» **Exercise**
Please quote the material exactly, every line of it.

%%

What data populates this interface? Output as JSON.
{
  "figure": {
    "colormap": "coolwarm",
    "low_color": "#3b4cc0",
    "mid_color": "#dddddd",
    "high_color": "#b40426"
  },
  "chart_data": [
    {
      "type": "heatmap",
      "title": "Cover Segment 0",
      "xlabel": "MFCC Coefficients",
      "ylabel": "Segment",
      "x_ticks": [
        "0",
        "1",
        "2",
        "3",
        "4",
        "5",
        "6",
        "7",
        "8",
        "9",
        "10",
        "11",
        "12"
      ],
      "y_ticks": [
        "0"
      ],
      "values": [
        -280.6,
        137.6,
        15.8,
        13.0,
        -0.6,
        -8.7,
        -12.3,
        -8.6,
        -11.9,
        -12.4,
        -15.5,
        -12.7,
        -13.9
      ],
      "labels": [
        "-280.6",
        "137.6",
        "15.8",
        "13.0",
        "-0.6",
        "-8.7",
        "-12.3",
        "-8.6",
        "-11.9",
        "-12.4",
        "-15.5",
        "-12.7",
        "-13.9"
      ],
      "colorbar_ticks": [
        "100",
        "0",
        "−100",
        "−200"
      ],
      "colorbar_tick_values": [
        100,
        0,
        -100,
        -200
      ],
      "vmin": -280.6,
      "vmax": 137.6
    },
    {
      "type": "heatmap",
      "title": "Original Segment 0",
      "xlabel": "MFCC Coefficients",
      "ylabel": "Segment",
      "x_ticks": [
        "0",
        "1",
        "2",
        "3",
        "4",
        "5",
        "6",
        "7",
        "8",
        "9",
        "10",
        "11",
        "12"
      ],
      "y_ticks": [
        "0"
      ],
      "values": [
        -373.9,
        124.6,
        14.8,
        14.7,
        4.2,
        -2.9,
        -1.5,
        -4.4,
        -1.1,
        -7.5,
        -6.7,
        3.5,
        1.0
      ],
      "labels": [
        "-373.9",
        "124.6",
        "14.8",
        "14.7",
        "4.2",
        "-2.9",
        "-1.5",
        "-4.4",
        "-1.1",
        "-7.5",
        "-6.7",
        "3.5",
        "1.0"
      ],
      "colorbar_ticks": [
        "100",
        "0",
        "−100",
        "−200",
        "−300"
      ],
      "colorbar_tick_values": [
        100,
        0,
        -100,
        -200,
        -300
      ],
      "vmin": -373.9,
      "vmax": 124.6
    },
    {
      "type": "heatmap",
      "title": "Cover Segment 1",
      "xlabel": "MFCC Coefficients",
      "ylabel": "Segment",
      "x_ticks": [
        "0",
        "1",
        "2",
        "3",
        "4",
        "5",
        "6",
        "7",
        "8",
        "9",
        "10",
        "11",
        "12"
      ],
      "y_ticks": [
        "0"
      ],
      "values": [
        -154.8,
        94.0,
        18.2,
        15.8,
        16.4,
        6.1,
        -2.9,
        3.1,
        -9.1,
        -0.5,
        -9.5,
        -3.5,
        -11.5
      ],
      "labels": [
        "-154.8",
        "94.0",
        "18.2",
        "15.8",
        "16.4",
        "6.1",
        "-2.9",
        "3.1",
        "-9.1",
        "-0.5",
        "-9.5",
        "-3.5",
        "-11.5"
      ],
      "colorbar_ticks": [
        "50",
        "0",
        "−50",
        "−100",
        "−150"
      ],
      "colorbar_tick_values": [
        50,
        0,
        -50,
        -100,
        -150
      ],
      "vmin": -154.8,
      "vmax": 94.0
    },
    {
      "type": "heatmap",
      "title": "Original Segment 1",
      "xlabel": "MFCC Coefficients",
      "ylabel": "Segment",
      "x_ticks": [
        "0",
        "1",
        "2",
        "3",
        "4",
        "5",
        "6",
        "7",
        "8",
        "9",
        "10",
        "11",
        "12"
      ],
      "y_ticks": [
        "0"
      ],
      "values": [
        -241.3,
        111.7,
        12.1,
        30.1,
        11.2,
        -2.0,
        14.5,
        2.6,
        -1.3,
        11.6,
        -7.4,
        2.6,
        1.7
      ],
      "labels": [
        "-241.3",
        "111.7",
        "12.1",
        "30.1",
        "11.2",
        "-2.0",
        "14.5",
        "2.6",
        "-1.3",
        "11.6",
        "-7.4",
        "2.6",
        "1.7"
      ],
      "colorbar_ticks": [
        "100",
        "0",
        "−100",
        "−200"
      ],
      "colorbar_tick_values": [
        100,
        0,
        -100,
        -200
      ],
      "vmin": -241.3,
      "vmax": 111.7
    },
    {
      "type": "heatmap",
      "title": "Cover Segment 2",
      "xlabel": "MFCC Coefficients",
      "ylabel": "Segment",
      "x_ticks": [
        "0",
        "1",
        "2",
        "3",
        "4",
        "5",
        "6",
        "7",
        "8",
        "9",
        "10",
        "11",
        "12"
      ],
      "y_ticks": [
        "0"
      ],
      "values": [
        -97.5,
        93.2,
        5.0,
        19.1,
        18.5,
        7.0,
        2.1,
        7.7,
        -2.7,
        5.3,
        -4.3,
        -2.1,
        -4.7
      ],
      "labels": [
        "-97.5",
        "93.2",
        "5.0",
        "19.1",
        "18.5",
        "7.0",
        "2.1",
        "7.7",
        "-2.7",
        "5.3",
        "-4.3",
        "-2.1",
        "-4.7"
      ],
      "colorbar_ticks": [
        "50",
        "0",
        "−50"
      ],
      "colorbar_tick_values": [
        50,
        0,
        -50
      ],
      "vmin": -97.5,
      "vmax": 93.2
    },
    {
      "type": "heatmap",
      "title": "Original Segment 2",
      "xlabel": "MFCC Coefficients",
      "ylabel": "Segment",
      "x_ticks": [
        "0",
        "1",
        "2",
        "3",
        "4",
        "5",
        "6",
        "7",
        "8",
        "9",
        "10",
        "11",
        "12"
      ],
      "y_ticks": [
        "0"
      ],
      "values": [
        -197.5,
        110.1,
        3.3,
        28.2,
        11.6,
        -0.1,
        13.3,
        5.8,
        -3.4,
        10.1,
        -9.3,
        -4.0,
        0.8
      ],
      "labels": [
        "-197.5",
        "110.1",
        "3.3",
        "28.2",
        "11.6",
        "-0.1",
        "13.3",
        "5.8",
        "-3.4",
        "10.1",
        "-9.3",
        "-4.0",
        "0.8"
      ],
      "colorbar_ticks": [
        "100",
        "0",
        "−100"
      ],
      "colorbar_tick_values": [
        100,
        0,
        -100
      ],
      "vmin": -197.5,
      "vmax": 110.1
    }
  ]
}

%%

» **Expected answer**
What data populates this interface? Output as JSON.
{
  "figure": {
    "colormap": "coolwarm",
    "low_color": "#3b4cc0",
    "mid_color": "#dddddd",
    "high_color": "#b40426"
  },
  "chart_data": [
    {
      "type": "heatmap",
      "title": "Cover Segment 0",
      "xlabel": "MFCC Coefficients",
      "ylabel": "Segment",
      "x_ticks": [
        "0",
        "1",
        "2",
        "3",
        "4",
        "5",
        "6",
        "7",
        "8",
        "9",
        "10",
        "11",
        "12"
      ],
      "y_ticks": [
        "0"
      ],
      "values": [
        -280.6,
        137.6,
        15.8,
        13.0,
        -0.6,
        -8.7,
        -12.3,
        -8.6,
        -11.9,
        -12.4,
        -15.5,
        -12.7,
        -13.9
      ],
      "labels": [
        "-280.6",
        "137.6",
        "15.8",
        "13.0",
        "-0.6",
        "-8.7",
        "-12.3",
        "-8.6",
        "-11.9",
        "-12.4",
        "-15.5",
        "-12.7",
        "-13.9"
      ],
      "colorbar_ticks": [
        "100",
        "0",
        "−100",
        "−200"
      ],
      "colorbar_tick_values": [
        100,
        0,
        -100,
        -200
      ],
      "vmin": -280.6,
      "vmax": 137.6
    },
    {
      "type": "heatmap",
      "title": "Original Segment 0",
      "xlabel": "MFCC Coefficients",
      "ylabel": "Segment",
      "x_ticks": [
        "0",
        "1",
        "2",
        "3",
        "4",
        "5",
        "6",
        "7",
        "8",
        "9",
        "10",
        "11",
        "12"
      ],
      "y_ticks": [
        "0"
      ],
      "values": [
        -373.9,
        124.6,
        14.8,
        14.7,
        4.2,
        -2.9,
        -1.5,
        -4.4,
        -1.1,
        -7.5,
        -6.7,
        3.5,
        1.0
      ],
      "labels": [
        "-373.9",
        "124.6",
        "14.8",
        "14.7",
        "4.2",
        "-2.9",
        "-1.5",
        "-4.4",
        "-1.1",
        "-7.5",
        "-6.7",
        "3.5",
        "1.0"
      ],
      "colorbar_ticks": [
        "100",
        "0",
        "−100",
        "−200",
        "−300"
      ],
      "colorbar_tick_values": [
        100,
        0,
        -100,
        -200,
        -300
      ],
      "vmin": -373.9,
      "vmax": 124.6
    },
    {
      "type": "heatmap",
      "title": "Cover Segment 1",
      "xlabel": "MFCC Coefficients",
      "ylabel": "Segment",
      "x_ticks": [
        "0",
        "1",
        "2",
        "3",
        "4",
        "5",
        "6",
        "7",
        "8",
        "9",
        "10",
        "11",
        "12"
      ],
      "y_ticks": [
        "0"
      ],
      "values": [
        -154.8,
        94.0,
        18.2,
        15.8,
        16.4,
        6.1,
        -2.9,
        3.1,
        -9.1,
        -0.5,
        -9.5,
        -3.5,
        -11.5
      ],
      "labels": [
        "-154.8",
        "94.0",
        "18.2",
        "15.8",
        "16.4",
        "6.1",
        "-2.9",
        "3.1",
        "-9.1",
        "-0.5",
        "-9.5",
        "-3.5",
        "-11.5"
      ],
      "colorbar_ticks": [
        "50",
        "0",
        "−50",
        "−100",
        "−150"
      ],
      "colorbar_tick_values": [
        50,
        0,
        -50,
        -100,
        -150
      ],
      "vmin": -154.8,
      "vmax": 94.0
    },
    {
      "type": "heatmap",
      "title": "Original Segment 1",
      "xlabel": "MFCC Coefficients",
      "ylabel": "Segment",
      "x_ticks": [
        "0",
        "1",
        "2",
        "3",
        "4",
        "5",
        "6",
        "7",
        "8",
        "9",
        "10",
        "11",
        "12"
      ],
      "y_ticks": [
        "0"
      ],
      "values": [
        -241.3,
        111.7,
        12.1,
        30.1,
        11.2,
        -2.0,
        14.5,
        2.6,
        -1.3,
        11.6,
        -7.4,
        2.6,
        1.7
      ],
      "labels": [
        "-241.3",
        "111.7",
        "12.1",
        "30.1",
        "11.2",
        "-2.0",
        "14.5",
        "2.6",
        "-1.3",
        "11.6",
        "-7.4",
        "2.6",
        "1.7"
      ],
      "colorbar_ticks": [
        "100",
        "0",
        "−100",
        "−200"
      ],
      "colorbar_tick_values": [
        100,
        0,
        -100,
        -200
      ],
      "vmin": -241.3,
      "vmax": 111.7
    },
    {
      "type": "heatmap",
      "title": "Cover Segment 2",
      "xlabel": "MFCC Coefficients",
      "ylabel": "Segment",
      "x_ticks": [
        "0",
        "1",
        "2",
        "3",
        "4",
        "5",
        "6",
        "7",
        "8",
        "9",
        "10",
        "11",
        "12"
      ],
      "y_ticks": [
        "0"
      ],
      "values": [
        -97.5,
        93.2,
        5.0,
        19.1,
        18.5,
        7.0,
        2.1,
        7.7,
        -2.7,
        5.3,
        -4.3,
        -2.1,
        -4.7
      ],
      "labels": [
        "-97.5",
        "93.2",
        "5.0",
        "19.1",
        "18.5",
        "7.0",
        "2.1",
        "7.7",
        "-2.7",
        "5.3",
        "-4.3",
        "-2.1",
        "-4.7"
      ],
      "colorbar_ticks": [
        "50",
        "0",
        "−50"
      ],
      "colorbar_tick_values": [
        50,
        0,
        -50
      ],
      "vmin": -97.5,
      "vmax": 93.2
    },
    {
      "type": "heatmap",
      "title": "Original Segment 2",
      "xlabel": "MFCC Coefficients",
      "ylabel": "Segment",
      "x_ticks": [
        "0",
        "1",
        "2",
        "3",
        "4",
        "5",
        "6",
        "7",
        "8",
        "9",
        "10",
        "11",
        "12"
      ],
      "y_ticks": [
        "0"
      ],
      "values": [
        -197.5,
        110.1,
        3.3,
        28.2,
        11.6,
        -0.1,
        13.3,
        5.8,
        -3.4,
        10.1,
        -9.3,
        -4.0,
        0.8
      ],
      "labels": [
        "-197.5",
        "110.1",
        "3.3",
        "28.2",
        "11.6",
        "-0.1",
        "13.3",
        "5.8",
        "-3.4",
        "10.1",
        "-9.3",
        "-4.0",
        "0.8"
      ],
      "colorbar_ticks": [
        "100",
        "0",
        "−100"
      ],
      "colorbar_tick_values": [
        100,
        0,
        -100
      ],
      "vmin": -197.5,
      "vmax": 110.1
    }
  ]
}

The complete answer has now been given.